To be done: Return the records, each one exactly as written.

### Records for the exercise ###

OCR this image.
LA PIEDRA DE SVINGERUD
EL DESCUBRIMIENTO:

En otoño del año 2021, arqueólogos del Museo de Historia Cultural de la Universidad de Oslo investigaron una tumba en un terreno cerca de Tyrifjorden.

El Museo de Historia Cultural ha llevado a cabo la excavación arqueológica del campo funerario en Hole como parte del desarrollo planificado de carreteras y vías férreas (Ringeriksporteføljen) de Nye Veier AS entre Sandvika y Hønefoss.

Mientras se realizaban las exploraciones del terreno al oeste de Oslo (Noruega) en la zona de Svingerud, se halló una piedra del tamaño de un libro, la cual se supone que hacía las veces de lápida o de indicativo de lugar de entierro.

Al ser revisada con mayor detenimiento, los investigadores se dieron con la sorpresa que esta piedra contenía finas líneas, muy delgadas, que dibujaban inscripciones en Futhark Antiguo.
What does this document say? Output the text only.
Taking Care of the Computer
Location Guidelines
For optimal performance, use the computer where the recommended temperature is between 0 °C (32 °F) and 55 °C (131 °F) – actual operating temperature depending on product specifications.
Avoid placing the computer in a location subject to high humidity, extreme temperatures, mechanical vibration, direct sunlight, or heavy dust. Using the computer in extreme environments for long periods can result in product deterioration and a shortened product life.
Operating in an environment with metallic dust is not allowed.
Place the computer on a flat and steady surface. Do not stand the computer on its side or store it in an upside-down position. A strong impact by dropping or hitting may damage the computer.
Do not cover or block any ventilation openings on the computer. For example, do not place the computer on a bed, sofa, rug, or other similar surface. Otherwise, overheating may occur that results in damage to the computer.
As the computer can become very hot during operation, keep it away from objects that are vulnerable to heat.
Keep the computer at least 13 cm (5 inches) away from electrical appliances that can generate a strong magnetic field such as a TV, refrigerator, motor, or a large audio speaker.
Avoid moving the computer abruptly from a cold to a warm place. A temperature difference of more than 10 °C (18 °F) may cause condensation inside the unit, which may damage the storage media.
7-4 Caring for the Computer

###

Answer for this exercise:
OCR this image.
LA PIEDRA DE SVINGERUD
EL DESCUBRIMIENTO:

En otoño del año 2021, arqueólogos del Museo de Historia Cultural de la Universidad de Oslo investigaron una tumba en un terreno cerca de Tyrifjorden.

El Museo de Historia Cultural ha llevado a cabo la excavación arqueológica del campo funerario en Hole como parte del desarrollo planificado de carreteras y vías férreas (Ringeriksporteføljen) de Nye Veier AS entre Sandvika y Hønefoss.

Mientras se realizaban las exploraciones del terreno al oeste de Oslo (Noruega) en la zona de Svingerud, se halló una piedra del tamaño de un libro, la cual se supone que hacía las veces de lápida o de indicativo de lugar de entierro.

Al ser revisada con mayor detenimiento, los investigadores se dieron con la sorpresa que esta piedra contenía finas líneas, muy delgadas, que dibujaban inscripciones en Futhark Antiguo.
What does this document say? Output the text only.
Taking Care of the Computer
Location Guidelines
For optimal performance, use the computer where the recommended temperature is between 0 °C (32 °F) and 55 °C (131 °F) – actual operating temperature depending on product specifications.
Avoid placing the computer in a location subject to high humidity, extreme temperatures, mechanical vibration, direct sunlight, or heavy dust. Using the computer in extreme environments for long periods can result in product deterioration and a shortened product life.
Operating in an environment with metallic dust is not allowed.
Place the computer on a flat and steady surface. Do not stand the computer on its side or store it in an upside-down position. A strong impact by dropping or hitting may damage the computer.
Do not cover or block any ventilation openings on the computer. For example, do not place the computer on a bed, sofa, rug, or other similar surface. Otherwise, overheating may occur that results in damage to the computer.
As the computer can become very hot during operation, keep it away from objects that are vulnerable to heat.
Keep the computer at least 13 cm (5 inches) away from electrical appliances that can generate a strong magnetic field such as a TV, refrigerator, motor, or a large audio speaker.
Avoid moving the computer abruptly from a cold to a warm place. A temperature difference of more than 10 °C (18 °F) may cause condensation inside the unit, which may damage the storage media.
7-4 Caring for the Computer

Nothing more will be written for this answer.